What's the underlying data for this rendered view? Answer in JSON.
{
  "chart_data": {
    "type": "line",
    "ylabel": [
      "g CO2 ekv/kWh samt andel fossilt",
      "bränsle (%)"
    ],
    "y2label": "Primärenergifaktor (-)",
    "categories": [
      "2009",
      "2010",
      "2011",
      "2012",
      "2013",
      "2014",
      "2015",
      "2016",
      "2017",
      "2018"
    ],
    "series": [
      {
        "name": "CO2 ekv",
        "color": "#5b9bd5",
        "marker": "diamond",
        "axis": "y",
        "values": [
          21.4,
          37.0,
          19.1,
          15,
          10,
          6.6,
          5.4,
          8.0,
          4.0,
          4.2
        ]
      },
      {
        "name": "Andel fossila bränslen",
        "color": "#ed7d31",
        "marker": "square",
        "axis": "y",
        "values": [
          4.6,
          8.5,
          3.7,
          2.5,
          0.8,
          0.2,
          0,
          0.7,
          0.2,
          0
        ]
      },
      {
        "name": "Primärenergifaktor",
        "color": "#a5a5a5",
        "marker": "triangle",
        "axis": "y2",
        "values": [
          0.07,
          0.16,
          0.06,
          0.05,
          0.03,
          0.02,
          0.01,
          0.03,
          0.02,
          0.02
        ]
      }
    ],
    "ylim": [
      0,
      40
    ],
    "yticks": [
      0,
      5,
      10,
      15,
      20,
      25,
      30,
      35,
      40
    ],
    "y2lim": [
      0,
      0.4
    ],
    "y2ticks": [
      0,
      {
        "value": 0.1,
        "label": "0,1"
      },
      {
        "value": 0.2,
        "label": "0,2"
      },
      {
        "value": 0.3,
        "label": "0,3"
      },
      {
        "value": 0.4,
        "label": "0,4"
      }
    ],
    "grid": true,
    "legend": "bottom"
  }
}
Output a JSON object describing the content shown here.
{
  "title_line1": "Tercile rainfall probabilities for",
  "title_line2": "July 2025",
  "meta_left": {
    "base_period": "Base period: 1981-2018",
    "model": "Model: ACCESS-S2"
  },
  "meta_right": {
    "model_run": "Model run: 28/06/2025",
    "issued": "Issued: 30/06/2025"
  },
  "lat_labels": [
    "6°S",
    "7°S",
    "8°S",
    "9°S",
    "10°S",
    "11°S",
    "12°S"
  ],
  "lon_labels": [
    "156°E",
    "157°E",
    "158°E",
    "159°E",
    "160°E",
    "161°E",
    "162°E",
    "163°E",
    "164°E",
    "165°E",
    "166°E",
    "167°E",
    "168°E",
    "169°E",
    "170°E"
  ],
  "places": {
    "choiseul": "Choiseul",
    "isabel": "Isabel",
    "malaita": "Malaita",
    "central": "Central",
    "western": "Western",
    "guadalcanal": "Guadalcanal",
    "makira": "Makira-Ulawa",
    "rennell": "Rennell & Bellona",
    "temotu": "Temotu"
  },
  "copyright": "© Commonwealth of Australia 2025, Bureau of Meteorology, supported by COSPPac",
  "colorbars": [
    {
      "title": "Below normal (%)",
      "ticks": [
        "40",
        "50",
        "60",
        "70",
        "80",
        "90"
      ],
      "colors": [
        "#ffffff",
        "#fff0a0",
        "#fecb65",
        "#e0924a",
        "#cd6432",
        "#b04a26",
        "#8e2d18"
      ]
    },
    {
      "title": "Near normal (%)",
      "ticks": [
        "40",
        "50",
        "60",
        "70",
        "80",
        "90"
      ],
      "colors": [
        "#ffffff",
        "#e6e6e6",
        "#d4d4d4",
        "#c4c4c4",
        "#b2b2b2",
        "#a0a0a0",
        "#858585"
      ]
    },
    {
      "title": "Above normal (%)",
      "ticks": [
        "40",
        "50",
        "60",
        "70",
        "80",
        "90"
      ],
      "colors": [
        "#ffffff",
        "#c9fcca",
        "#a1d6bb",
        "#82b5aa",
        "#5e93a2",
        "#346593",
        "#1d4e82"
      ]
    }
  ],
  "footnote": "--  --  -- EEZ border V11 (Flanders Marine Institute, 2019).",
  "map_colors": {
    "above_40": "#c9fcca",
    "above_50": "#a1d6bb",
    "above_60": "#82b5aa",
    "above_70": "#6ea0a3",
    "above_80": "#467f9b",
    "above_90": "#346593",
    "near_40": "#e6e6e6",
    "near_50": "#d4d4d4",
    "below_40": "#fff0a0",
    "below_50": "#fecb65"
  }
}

========================================================================

What you have to do = Write out every entry word for word.

Exercise response =
What's the underlying data for this rendered view? Answer in JSON.
{
  "chart_data": {
    "type": "line",
    "ylabel": [
      "g CO2 ekv/kWh samt andel fossilt",
      "bränsle (%)"
    ],
    "y2label": "Primärenergifaktor (-)",
    "categories": [
      "2009",
      "2010",
      "2011",
      "2012",
      "2013",
      "2014",
      "2015",
      "2016",
      "2017",
      "2018"
    ],
    "series": [
      {
        "name": "CO2 ekv",
        "color": "#5b9bd5",
        "marker": "diamond",
        "axis": "y",
        "values": [
          21.4,
          37.0,
          19.1,
          15,
          10,
          6.6,
          5.4,
          8.0,
          4.0,
          4.2
        ]
      },
      {
        "name": "Andel fossila bränslen",
        "color": "#ed7d31",
        "marker": "square",
        "axis": "y",
        "values": [
          4.6,
          8.5,
          3.7,
          2.5,
          0.8,
          0.2,
          0,
          0.7,
          0.2,
          0
        ]
      },
      {
        "name": "Primärenergifaktor",
        "color": "#a5a5a5",
        "marker": "triangle",
        "axis": "y2",
        "values": [
          0.07,
          0.16,
          0.06,
          0.05,
          0.03,
          0.02,
          0.01,
          0.03,
          0.02,
          0.02
        ]
      }
    ],
    "ylim": [
      0,
      40
    ],
    "yticks": [
      0,
      5,
      10,
      15,
      20,
      25,
      30,
      35,
      40
    ],
    "y2lim": [
      0,
      0.4
    ],
    "y2ticks": [
      0,
      {
        "value": 0.1,
        "label": "0,1"
      },
      {
        "value": 0.2,
        "label": "0,2"
      },
      {
        "value": 0.3,
        "label": "0,3"
      },
      {
        "value": 0.4,
        "label": "0,4"
      }
    ],
    "grid": true,
    "legend": "bottom"
  }
}
Output a JSON object describing the content shown here.
{
  "title_line1": "Tercile rainfall probabilities for",
  "title_line2": "July 2025",
  "meta_left": {
    "base_period": "Base period: 1981-2018",
    "model": "Model: ACCESS-S2"
  },
  "meta_right": {
    "model_run": "Model run: 28/06/2025",
    "issued": "Issued: 30/06/2025"
  },
  "lat_labels": [
    "6°S",
    "7°S",
    "8°S",
    "9°S",
    "10°S",
    "11°S",
    "12°S"
  ],
  "lon_labels": [
    "156°E",
    "157°E",
    "158°E",
    "159°E",
    "160°E",
    "161°E",
    "162°E",
    "163°E",
    "164°E",
    "165°E",
    "166°E",
    "167°E",
    "168°E",
    "169°E",
    "170°E"
  ],
  "places": {
    "choiseul": "Choiseul",
    "isabel": "Isabel",
    "malaita": "Malaita",
    "central": "Central",
    "western": "Western",
    "guadalcanal": "Guadalcanal",
    "makira": "Makira-Ulawa",
    "rennell": "Rennell & Bellona",
    "temotu": "Temotu"
  },
  "copyright": "© Commonwealth of Australia 2025, Bureau of Meteorology, supported by COSPPac",
  "colorbars": [
    {
      "title": "Below normal (%)",
      "ticks": [
        "40",
        "50",
        "60",
        "70",
        "80",
        "90"
      ],
      "colors": [
        "#ffffff",
        "#fff0a0",
        "#fecb65",
        "#e0924a",
        "#cd6432",
        "#b04a26",
        "#8e2d18"
      ]
    },
    {
      "title": "Near normal (%)",
      "ticks": [
        "40",
        "50",
        "60",
        "70",
        "80",
        "90"
      ],
      "colors": [
        "#ffffff",
        "#e6e6e6",
        "#d4d4d4",
        "#c4c4c4",
        "#b2b2b2",
        "#a0a0a0",
        "#858585"
      ]
    },
    {
      "title": "Above normal (%)",
      "ticks": [
        "40",
        "50",
        "60",
        "70",
        "80",
        "90"
      ],
      "colors": [
        "#ffffff",
        "#c9fcca",
        "#a1d6bb",
        "#82b5aa",
        "#5e93a2",
        "#346593",
        "#1d4e82"
      ]
    }
  ],
  "footnote": "--  --  -- EEZ border V11 (Flanders Marine Institute, 2019).",
  "map_colors": {
    "above_40": "#c9fcca",
    "above_50": "#a1d6bb",
    "above_60": "#82b5aa",
    "above_70": "#6ea0a3",
    "above_80": "#467f9b",
    "above_90": "#346593",
    "near_40": "#e6e6e6",
    "near_50": "#d4d4d4",
    "below_40": "#fff0a0",
    "below_50": "#fecb65"
  }
}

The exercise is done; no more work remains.